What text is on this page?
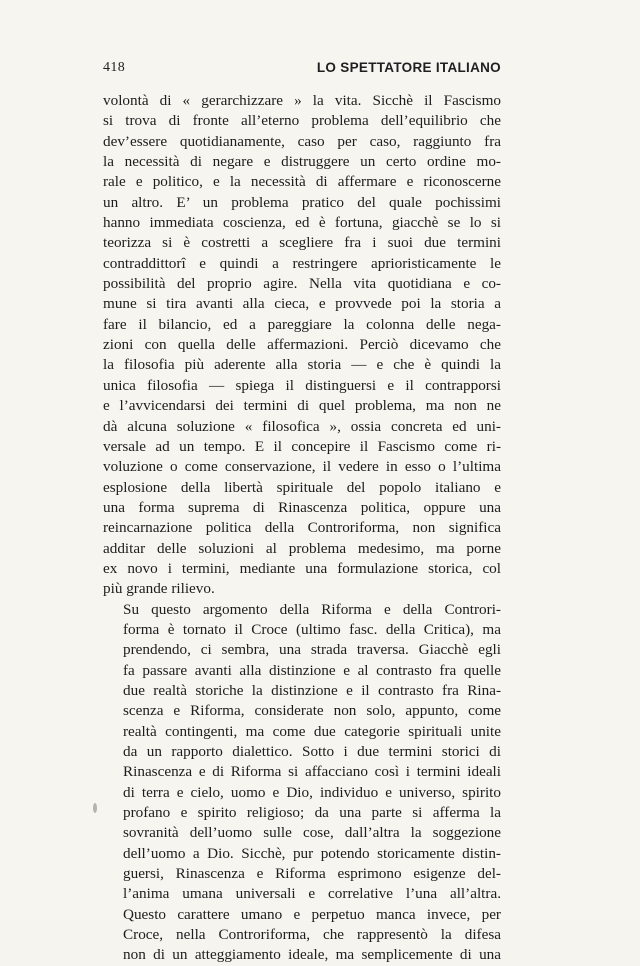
418	LO SPETTATORE ITALIANO

volontà di « gerarchizzare » la vita. Sicchè il Fascismo
si trova di fronte all’eterno problema dell’equilibrio che
dev’essere quotidianamente, caso per caso, raggiunto fra
la necessità di negare e distruggere un certo ordine mo-
rale e politico, e la necessità di affermare e riconoscerne
un altro. E’ un problema pratico del quale pochissimi
hanno immediata coscienza, ed è fortuna, giacchè se lo si
teorizza si è costretti a scegliere fra i suoi due termini
contraddittorî e quindi a restringere aprioristicamente le
possibilità del proprio agire. Nella vita quotidiana e co-
mune si tira avanti alla cieca, e provvede poi la storia a
fare il bilancio, ed a pareggiare la colonna delle nega-
zioni con quella delle affermazioni. Perciò dicevamo che
la filosofia più aderente alla storia — e che è quindi la
unica filosofia — spiega il distinguersi e il contrapporsi
e l’avvicendarsi dei termini di quel problema, ma non ne
dà alcuna soluzione « filosofica », ossia concreta ed uni-
versale ad un tempo. E il concepire il Fascismo come ri-
voluzione o come conservazione, il vedere in esso o l’ultima
esplosione della libertà spirituale del popolo italiano e
una forma suprema di Rinascenza politica, oppure una
reincarnazione politica della Controriforma, non significa
additar delle soluzioni al problema medesimo, ma porne
ex novo i termini, mediante una formulazione storica, col
più grande rilievo.

Su questo argomento della Riforma e della Controri-
forma è tornato il Croce (ultimo fasc. della Critica), ma
prendendo, ci sembra, una strada traversa. Giacchè egli
fa passare avanti alla distinzione e al contrasto fra quelle
due realtà storiche la distinzione e il contrasto fra Rina-
scenza e Riforma, considerate non solo, appunto, come
realtà contingenti, ma come due categorie spirituali unite
da un rapporto dialettico. Sotto i due termini storici di
Rinascenza e di Riforma si affacciano così i termini ideali
di terra e cielo, uomo e Dio, individuo e universo, spirito
profano e spirito religioso; da una parte si afferma la
sovranità dell’uomo sulle cose, dall’altra la soggezione
dell’uomo a Dio. Sicchè, pur potendo storicamente distin-
guersi, Rinascenza e Riforma esprimono esigenze del-
l’anima umana universali e correlative l’una all’altra.
Questo carattere umano e perpetuo manca invece, per
Croce, nella Controriforma, che rappresentò la difesa
non di un atteggiamento ideale, ma semplicemente di una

#####

> Problem to solve: From the data above, write out everything exactly except the pictures.

> Response:
What text is on this page?
418	LO SPETTATORE ITALIANO

volontà di « gerarchizzare » la vita. Sicchè il Fascismo
si trova di fronte all’eterno problema dell’equilibrio che
dev’essere quotidianamente, caso per caso, raggiunto fra
la necessità di negare e distruggere un certo ordine mo-
rale e politico, e la necessità di affermare e riconoscerne
un altro. E’ un problema pratico del quale pochissimi
hanno immediata coscienza, ed è fortuna, giacchè se lo si
teorizza si è costretti a scegliere fra i suoi due termini
contraddittorî e quindi a restringere aprioristicamente le
possibilità del proprio agire. Nella vita quotidiana e co-
mune si tira avanti alla cieca, e provvede poi la storia a
fare il bilancio, ed a pareggiare la colonna delle nega-
zioni con quella delle affermazioni. Perciò dicevamo che
la filosofia più aderente alla storia — e che è quindi la
unica filosofia — spiega il distinguersi e il contrapporsi
e l’avvicendarsi dei termini di quel problema, ma non ne
dà alcuna soluzione « filosofica », ossia concreta ed uni-
versale ad un tempo. E il concepire il Fascismo come ri-
voluzione o come conservazione, il vedere in esso o l’ultima
esplosione della libertà spirituale del popolo italiano e
una forma suprema di Rinascenza politica, oppure una
reincarnazione politica della Controriforma, non significa
additar delle soluzioni al problema medesimo, ma porne
ex novo i termini, mediante una formulazione storica, col
più grande rilievo.

Su questo argomento della Riforma e della Controri-
forma è tornato il Croce (ultimo fasc. della Critica), ma
prendendo, ci sembra, una strada traversa. Giacchè egli
fa passare avanti alla distinzione e al contrasto fra quelle
due realtà storiche la distinzione e il contrasto fra Rina-
scenza e Riforma, considerate non solo, appunto, come
realtà contingenti, ma come due categorie spirituali unite
da un rapporto dialettico. Sotto i due termini storici di
Rinascenza e di Riforma si affacciano così i termini ideali
di terra e cielo, uomo e Dio, individuo e universo, spirito
profano e spirito religioso; da una parte si afferma la
sovranità dell’uomo sulle cose, dall’altra la soggezione
dell’uomo a Dio. Sicchè, pur potendo storicamente distin-
guersi, Rinascenza e Riforma esprimono esigenze del-
l’anima umana universali e correlative l’una all’altra.
Questo carattere umano e perpetuo manca invece, per
Croce, nella Controriforma, che rappresentò la difesa
non di un atteggiamento ideale, ma semplicemente di una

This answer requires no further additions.